Text segment:
Friday, July 3, 2009

What Happens in Wisconsin...

Chicago was lovely. We had an energetic crowd, partially influenced by an injection of high-school-drama enthusiasm, which I remember from my days of old. The night ended with a lovely hummus plate I shared with a music journalist whose real name is Amber Valentine, who like myself, is in the music industry as a quick-path to fiction fame. I'd like to think we had good conversations with the few words we were able to get out intermittently under the loud jazz-funk band playing twenty feet away. Amber was allergic to wheat so I got to eat all the pita.

We received a text a day or two before Chicago asking us to play an outdoors park show in Madison Wisconsin. When you think of outdoors park shows, you generally tend to think about a large outdoors stage, a festive summer atmosphere, maybe even a couple of pretzel stands on the side. Or slush. This is what a summer, outdoors music concert tends to be.

When we arrived, we saw a small sports shack on a tiny strip of grass barely passable to be labeled a park. The audience members, barring the 3 people suntanning and a few children on the playground, were the infrequent kayak renters.

Being the professional musicians that we are, we say hey, we may as well play. Which would have been a possibility had the 20-year-old sound system not shat the bed one song into our set. As luck would have it, a few nightmare of you fans showed up expecting an actual show. With no sound system you have no vocals. No vocals mean no songs. What do you do with 8 musicians, no sound system, and no songs? a 40 minute, alcohol-laced spacejam.

What occurred was something I like to refer to, in memory, as Plushmare of Goo. A completely improvised atonal series of melodies being sprayed around rather haphazardly. Apparently, two people asked for CDs and the name of our band. Absurdity works over time.

Given data:
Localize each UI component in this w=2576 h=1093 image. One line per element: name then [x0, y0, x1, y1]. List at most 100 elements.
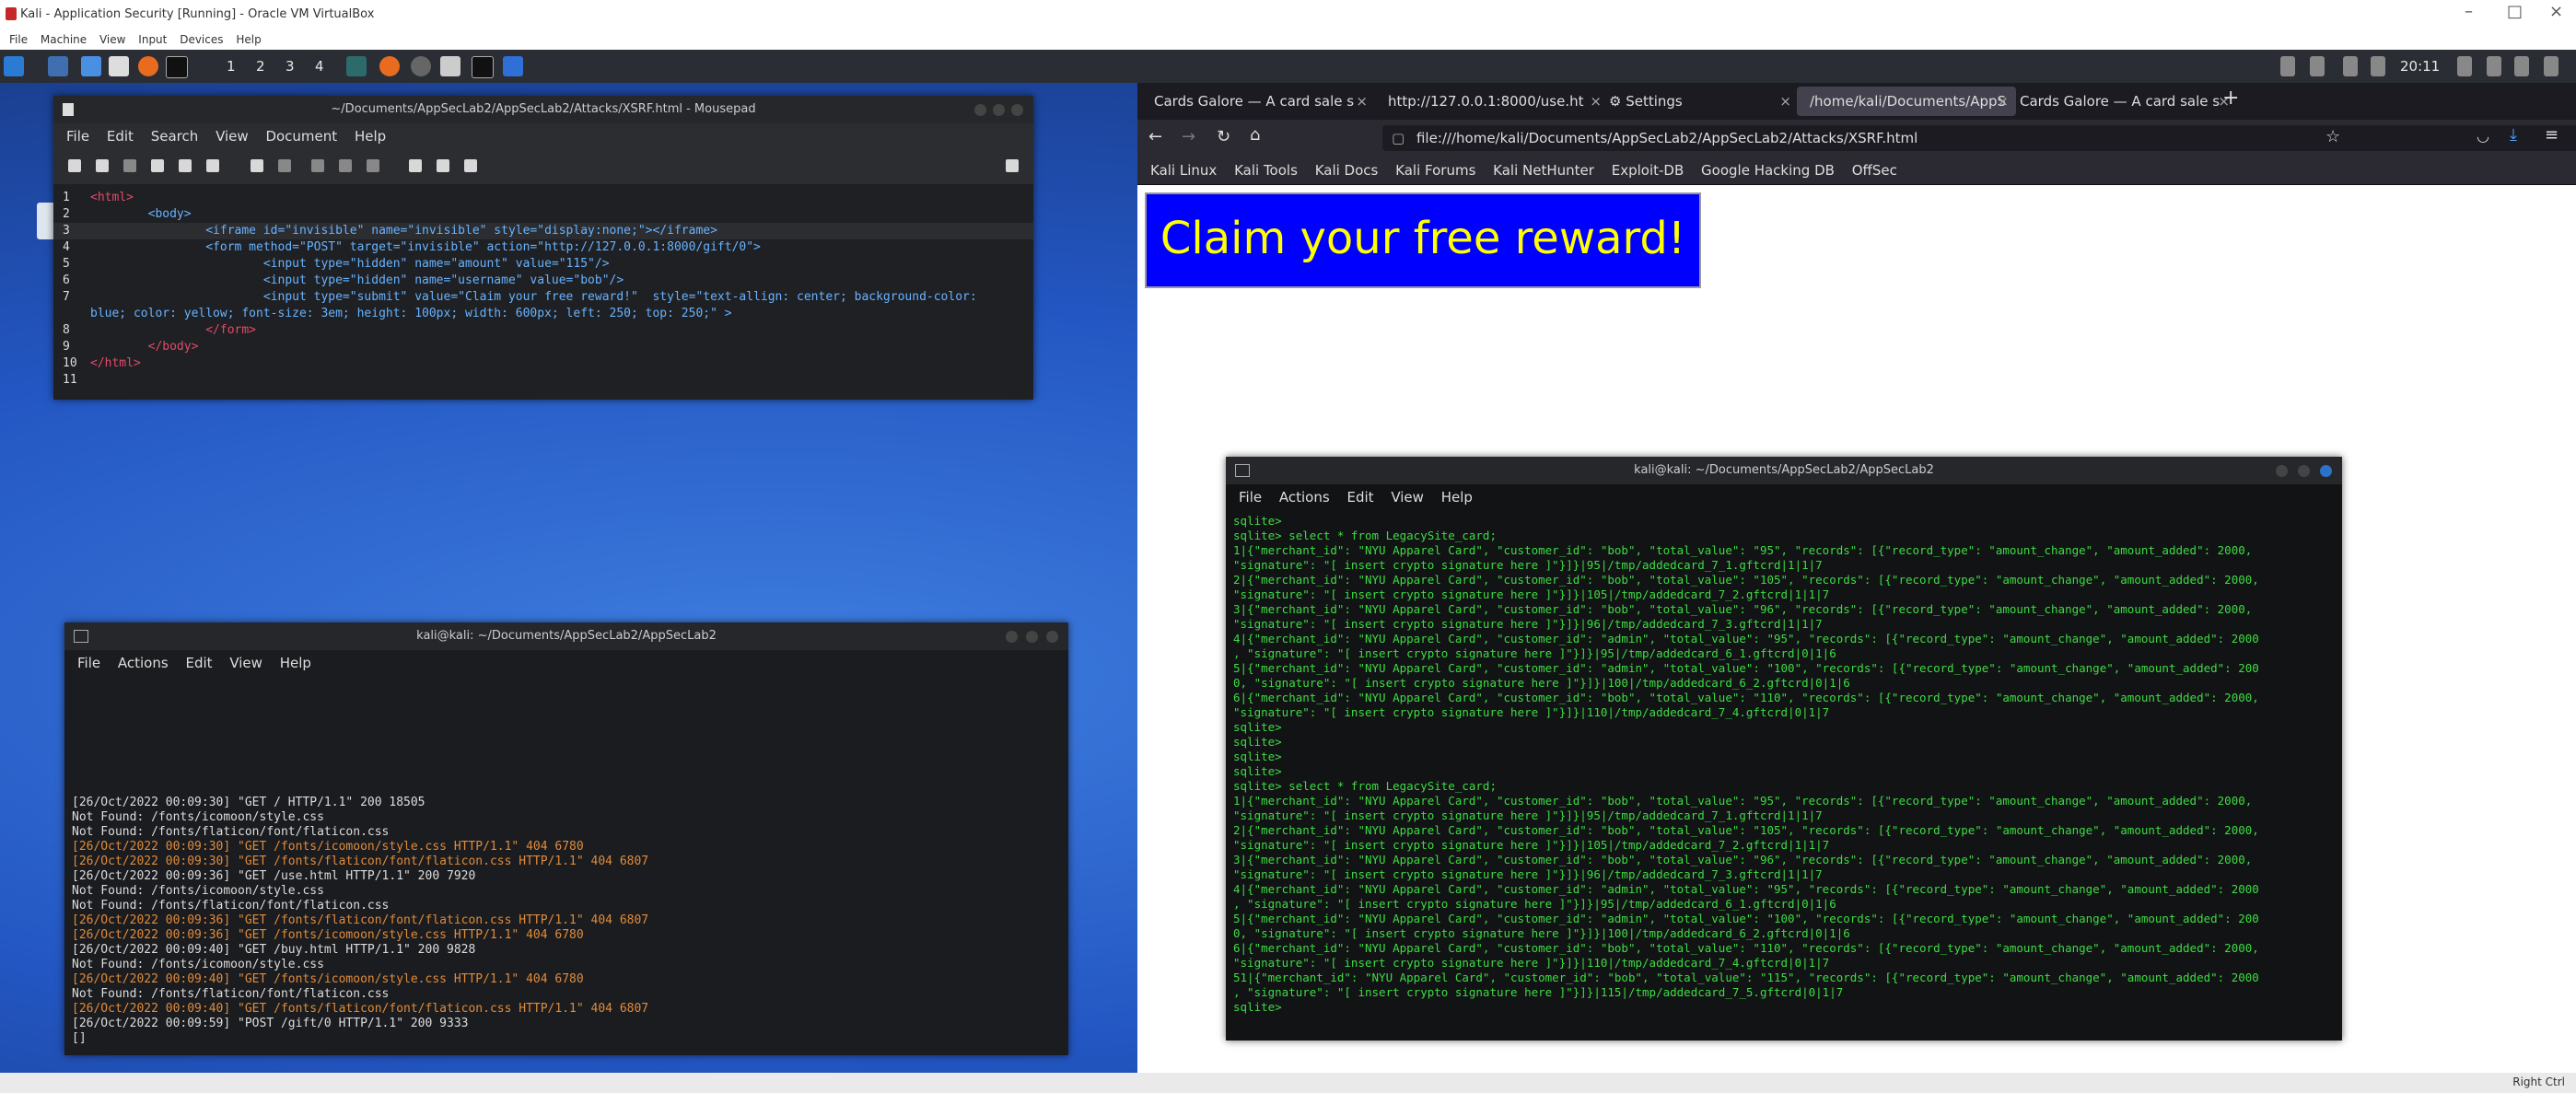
menu-help[interactable]: Help [355, 123, 386, 149]
taskbar-mousepad-icon[interactable] [440, 56, 460, 76]
kali-menu-icon[interactable] [4, 56, 24, 76]
menu-file[interactable]: File [9, 33, 28, 46]
menu-machine[interactable]: Machine [41, 33, 87, 46]
bookmark-kali-nethunter[interactable]: Kali NetHunter [1493, 157, 1594, 184]
close-tab-icon[interactable]: × [1356, 87, 1368, 116]
find-replace-icon[interactable] [437, 159, 449, 172]
tab-cards-galore-1[interactable]: Cards Galore — A card sale s × [1141, 87, 1375, 116]
taskbar-vm-icon[interactable] [503, 56, 523, 76]
menu-file[interactable]: File [1239, 484, 1262, 510]
minimize-button[interactable] [974, 104, 986, 116]
tray-display-icon[interactable] [2280, 56, 2295, 76]
workspace-3[interactable]: 3 [286, 58, 295, 75]
clock[interactable]: 20:11 [2400, 58, 2440, 75]
find-icon[interactable] [409, 159, 422, 172]
tab-settings[interactable]: ⚙ Settings × [1596, 87, 1799, 116]
refresh-icon[interactable] [2487, 56, 2501, 76]
menu-help[interactable]: Help [280, 650, 311, 676]
menu-edit[interactable]: Edit [107, 123, 134, 149]
close-button[interactable] [1046, 631, 1058, 643]
bookmark-kali-tools[interactable]: Kali Tools [1234, 157, 1298, 184]
menu-view[interactable]: View [229, 650, 262, 676]
tab-cards-galore-2[interactable]: Cards Galore — A card sale s × [2007, 87, 2237, 116]
power-icon[interactable] [2544, 56, 2559, 76]
tray-volume-icon[interactable] [2371, 56, 2385, 76]
menu-actions[interactable]: Actions [118, 650, 169, 676]
close-icon[interactable]: × [2549, 2, 2563, 21]
bookmark-star-icon[interactable]: ☆ [2325, 127, 2340, 146]
maximize-button[interactable] [2298, 465, 2310, 477]
tray-network-icon[interactable] [2310, 56, 2325, 76]
terminal-titlebar[interactable]: kali@kali: ~/Documents/AppSecLab2/AppSec… [1226, 457, 2342, 484]
url-bar[interactable]: ▢ file:///home/kali/Documents/AppSecLab2… [1382, 125, 2576, 151]
minimize-button[interactable] [1006, 631, 1018, 643]
new-file-icon[interactable] [68, 159, 81, 172]
file-manager-icon[interactable] [81, 56, 101, 76]
save-icon[interactable] [151, 159, 164, 172]
lock-icon[interactable] [2457, 56, 2472, 76]
home-icon[interactable]: ⌂ [1250, 125, 1260, 145]
open-icon[interactable] [123, 159, 136, 172]
close-button[interactable] [1011, 104, 1023, 116]
tab-use-html[interactable]: http://127.0.0.1:8000/use.ht × [1375, 87, 1609, 116]
reload-icon[interactable]: ↻ [1217, 127, 1230, 146]
terminal-titlebar[interactable]: kali@kali: ~/Documents/AppSecLab2/AppSec… [64, 622, 1068, 650]
bookmark-google-hacking-db[interactable]: Google Hacking DB [1701, 157, 1835, 184]
workspace-4[interactable]: 4 [315, 58, 324, 75]
fullscreen-icon[interactable] [1006, 159, 1019, 172]
menu-help[interactable]: Help [1441, 484, 1473, 510]
tray-notification-icon[interactable] [2343, 56, 2358, 76]
taskbar-firefox-icon[interactable] [379, 56, 400, 76]
page-info-icon[interactable]: ▢ [1392, 130, 1405, 146]
undo-icon[interactable] [251, 159, 263, 172]
maximize-button[interactable] [993, 104, 1005, 116]
mousepad-titlebar[interactable]: ~/Documents/AppSecLab2/AppSecLab2/Attack… [53, 96, 1033, 123]
menu-view[interactable]: View [216, 123, 249, 149]
cut-icon[interactable] [311, 159, 324, 172]
menu-icon[interactable]: ≡ [2545, 125, 2559, 145]
bookmark-exploit-db[interactable]: Exploit-DB [1612, 157, 1684, 184]
taskbar-terminal-icon[interactable] [472, 56, 494, 78]
menu-input[interactable]: Input [138, 33, 167, 46]
code-editor[interactable]: 1 <html> 2 <body> 3 <iframe id="invisible" … [53, 184, 1033, 396]
text-editor-icon[interactable] [109, 56, 129, 76]
copy-icon[interactable] [339, 159, 352, 172]
maximize-button[interactable] [1026, 631, 1038, 643]
taskbar-app-icon[interactable] [346, 56, 367, 76]
firefox-icon[interactable] [138, 56, 158, 76]
menu-document[interactable]: Document [265, 123, 337, 149]
workspace-1[interactable]: 1 [227, 58, 236, 75]
minimize-icon[interactable]: – [2465, 2, 2473, 21]
menu-file[interactable]: File [77, 650, 100, 676]
bookmark-kali-linux[interactable]: Kali Linux [1150, 157, 1217, 184]
menu-file[interactable]: File [66, 123, 89, 149]
menu-view[interactable]: View [1391, 484, 1424, 510]
new-tab-icon[interactable]: + [2222, 87, 2239, 110]
paste-icon[interactable] [367, 159, 379, 172]
taskbar-app-icon[interactable] [411, 56, 431, 76]
new-window-icon[interactable] [96, 159, 109, 172]
panel-app-icon[interactable] [2514, 56, 2529, 76]
redo-icon[interactable] [278, 159, 291, 172]
menu-actions[interactable]: Actions [1279, 484, 1330, 510]
forward-icon[interactable]: → [1182, 127, 1195, 146]
go-to-line-icon[interactable] [464, 159, 477, 172]
menu-search[interactable]: Search [151, 123, 199, 149]
tab-xsrf-html[interactable]: /home/kali/Documents/AppS × [1797, 87, 2016, 116]
downloads-icon[interactable]: ⤓ [2510, 125, 2517, 145]
terminal-icon[interactable] [166, 56, 188, 78]
menu-devices[interactable]: Devices [180, 33, 223, 46]
terminal-output[interactable]: [26/Oct/2022 00:09:30] "GET / HTTP/1.1" … [72, 796, 1057, 1053]
workspace-2[interactable]: 2 [256, 58, 265, 75]
close-file-icon[interactable] [206, 159, 219, 172]
pocket-icon[interactable]: ◡ [2477, 127, 2489, 145]
close-tab-icon[interactable]: × [1779, 87, 1791, 116]
menu-edit[interactable]: Edit [185, 650, 212, 676]
bookmark-kali-forums[interactable]: Kali Forums [1395, 157, 1475, 184]
terminal-output[interactable]: sqlite> sqlite> select * from LegacySite_… [1233, 514, 2335, 1039]
show-desktop-icon[interactable] [48, 56, 68, 76]
claim-reward-button[interactable]: Claim your free reward! [1145, 192, 1701, 288]
menu-edit[interactable]: Edit [1346, 484, 1373, 510]
bookmark-offsec[interactable]: OffSec [1852, 157, 1897, 184]
close-button[interactable] [2320, 465, 2332, 477]
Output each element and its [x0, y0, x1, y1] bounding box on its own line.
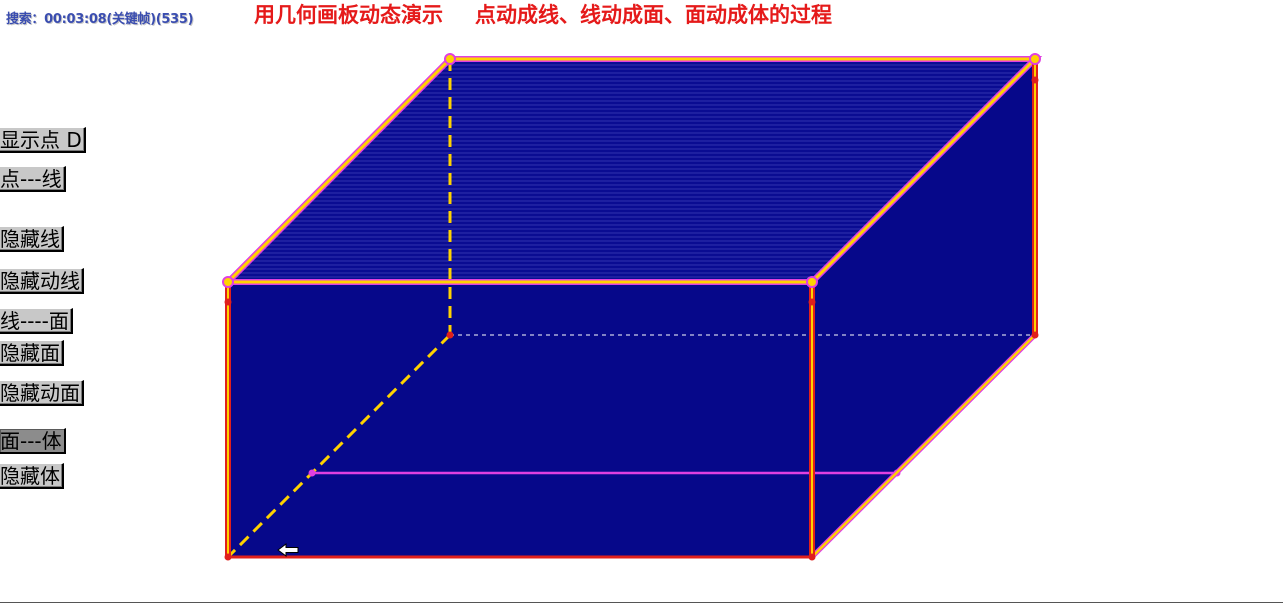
red-point-1 [224, 298, 232, 306]
red-point-7 [808, 553, 816, 561]
vertex-top-back-left [444, 53, 456, 65]
bottom-divider [0, 602, 1283, 603]
red-point-2 [808, 298, 816, 306]
vertex-top-back-right [1029, 53, 1041, 65]
front-face [228, 282, 812, 557]
geometry-canvas[interactable] [0, 0, 1283, 605]
moving-point-left[interactable] [308, 469, 316, 477]
red-point-4 [446, 331, 454, 339]
red-point-6 [224, 553, 232, 561]
vertex-top-front-right [806, 276, 818, 288]
red-point-3 [1031, 76, 1039, 84]
vertex-top-front-left [222, 276, 234, 288]
red-point-5 [1031, 331, 1039, 339]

Jobs:
(a) Could you retype the tour post between "Friday, July 3, 2009" and "all the pita.", inclusive?
(b) How would the tour post about the Chicago and Madison shows go on after its last sentence? Continue it from there.
The records are separate material, unrelated to the tour post.

Outputs in order:
(a)
Friday, July 3, 2009

What Happens in Wisconsin...

Chicago was lovely. We had an energetic crowd, partially influenced by an injection of high-school-drama enthusiasm, which I remember from my days of old. The night ended with a lovely hummus plate I shared with a music journalist whose real name is Amber Valentine, who like myself, is in the music industry as a quick-path to fiction fame. I'd like to think we had good conversations with the few words we were able to get out intermittently under the loud jazz-funk band playing twenty feet away. Amber was allergic to wheat so I got to eat all the pita.

(b)
The next stop on our trip was Omaha Nebraska. We came and went and everything fell where it was, as far as Omaha is concerned. We did meet a very nice young vegan lady who gave our tour manager, Skippy, a vegan cookie in Lawrence Kansas. Skippy is also a vegan, and on a trans-continental trip through the united states, a task of being such becomes quite complicated, making this small genuine gesture of cookie-giving a beautiful notion of human kindness.

Speaking of Lawrence Kansas, we have come to the conclusion that we really do like Kansas. But something horrible happened. We needed to pull an all nighter from Lawrence to get to Denver at 8:30 am the next day for a radio promo spot. That was hellish enough, as a concept, without the need to add an extra serendipitous fuck hole in our left tire. Thanks to an awesome dude, we were on the road sooner than AAA got there, and made it to Denver with one minute to spare.

while that was happening, we found out we co-won the Deli Magazine's artist of the month with the band, the Narrative. Congrats to us.

Sign the frog.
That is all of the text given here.